Recorded data
● ● ● ● ●

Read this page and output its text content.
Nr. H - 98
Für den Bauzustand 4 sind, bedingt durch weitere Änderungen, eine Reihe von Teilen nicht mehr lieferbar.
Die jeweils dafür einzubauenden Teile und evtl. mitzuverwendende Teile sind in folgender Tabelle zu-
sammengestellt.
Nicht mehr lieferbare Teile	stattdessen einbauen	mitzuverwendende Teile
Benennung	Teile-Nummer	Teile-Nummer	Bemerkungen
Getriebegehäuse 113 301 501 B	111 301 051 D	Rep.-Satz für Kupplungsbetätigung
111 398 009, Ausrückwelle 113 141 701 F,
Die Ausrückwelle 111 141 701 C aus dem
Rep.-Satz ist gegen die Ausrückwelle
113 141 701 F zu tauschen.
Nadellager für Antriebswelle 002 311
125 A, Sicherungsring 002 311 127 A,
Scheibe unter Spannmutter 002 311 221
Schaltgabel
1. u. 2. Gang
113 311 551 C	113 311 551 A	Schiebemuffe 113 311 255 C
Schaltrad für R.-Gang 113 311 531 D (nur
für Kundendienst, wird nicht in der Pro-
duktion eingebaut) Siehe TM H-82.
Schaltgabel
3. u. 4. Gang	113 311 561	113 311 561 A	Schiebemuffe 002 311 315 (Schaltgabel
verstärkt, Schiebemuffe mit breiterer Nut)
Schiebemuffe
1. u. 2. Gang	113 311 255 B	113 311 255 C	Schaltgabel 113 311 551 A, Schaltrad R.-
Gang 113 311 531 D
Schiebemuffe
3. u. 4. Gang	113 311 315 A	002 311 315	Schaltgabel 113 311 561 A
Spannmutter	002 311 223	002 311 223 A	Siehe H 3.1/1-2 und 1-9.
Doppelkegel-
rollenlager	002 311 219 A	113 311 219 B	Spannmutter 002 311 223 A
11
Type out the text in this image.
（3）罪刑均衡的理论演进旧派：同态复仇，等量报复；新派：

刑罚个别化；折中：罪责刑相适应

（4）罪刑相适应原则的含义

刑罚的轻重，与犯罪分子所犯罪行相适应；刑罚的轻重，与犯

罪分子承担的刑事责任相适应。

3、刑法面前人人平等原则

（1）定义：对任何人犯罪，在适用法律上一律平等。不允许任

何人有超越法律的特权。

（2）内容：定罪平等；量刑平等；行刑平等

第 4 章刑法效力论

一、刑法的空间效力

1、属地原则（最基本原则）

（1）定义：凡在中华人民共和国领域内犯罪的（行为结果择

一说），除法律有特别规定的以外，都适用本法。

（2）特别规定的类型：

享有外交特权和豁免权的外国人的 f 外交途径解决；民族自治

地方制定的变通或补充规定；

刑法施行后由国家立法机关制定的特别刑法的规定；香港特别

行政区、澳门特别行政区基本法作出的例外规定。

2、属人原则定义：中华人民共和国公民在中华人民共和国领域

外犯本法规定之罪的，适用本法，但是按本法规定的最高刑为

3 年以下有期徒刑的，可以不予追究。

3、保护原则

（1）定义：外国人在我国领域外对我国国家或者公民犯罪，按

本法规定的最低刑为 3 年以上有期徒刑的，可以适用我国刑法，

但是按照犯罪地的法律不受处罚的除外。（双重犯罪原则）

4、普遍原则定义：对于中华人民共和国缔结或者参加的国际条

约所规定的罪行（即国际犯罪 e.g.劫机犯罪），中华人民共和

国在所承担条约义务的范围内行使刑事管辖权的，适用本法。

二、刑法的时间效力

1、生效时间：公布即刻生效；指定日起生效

● ● ● ● ●

**Your instructions**. Return each line where "Schiebemuffe" shows up.

**Answer to the problem**.
113 311 551 C	113 311 551 A	Schiebemuffe 113 311 255 C
3. u. 4. Gang	113 311 561	113 311 561 A	Schiebemuffe 002 311 315 (Schaltgabel
verstärkt, Schiebemuffe mit breiterer Nut)
Schiebemuffe
Schiebemuffe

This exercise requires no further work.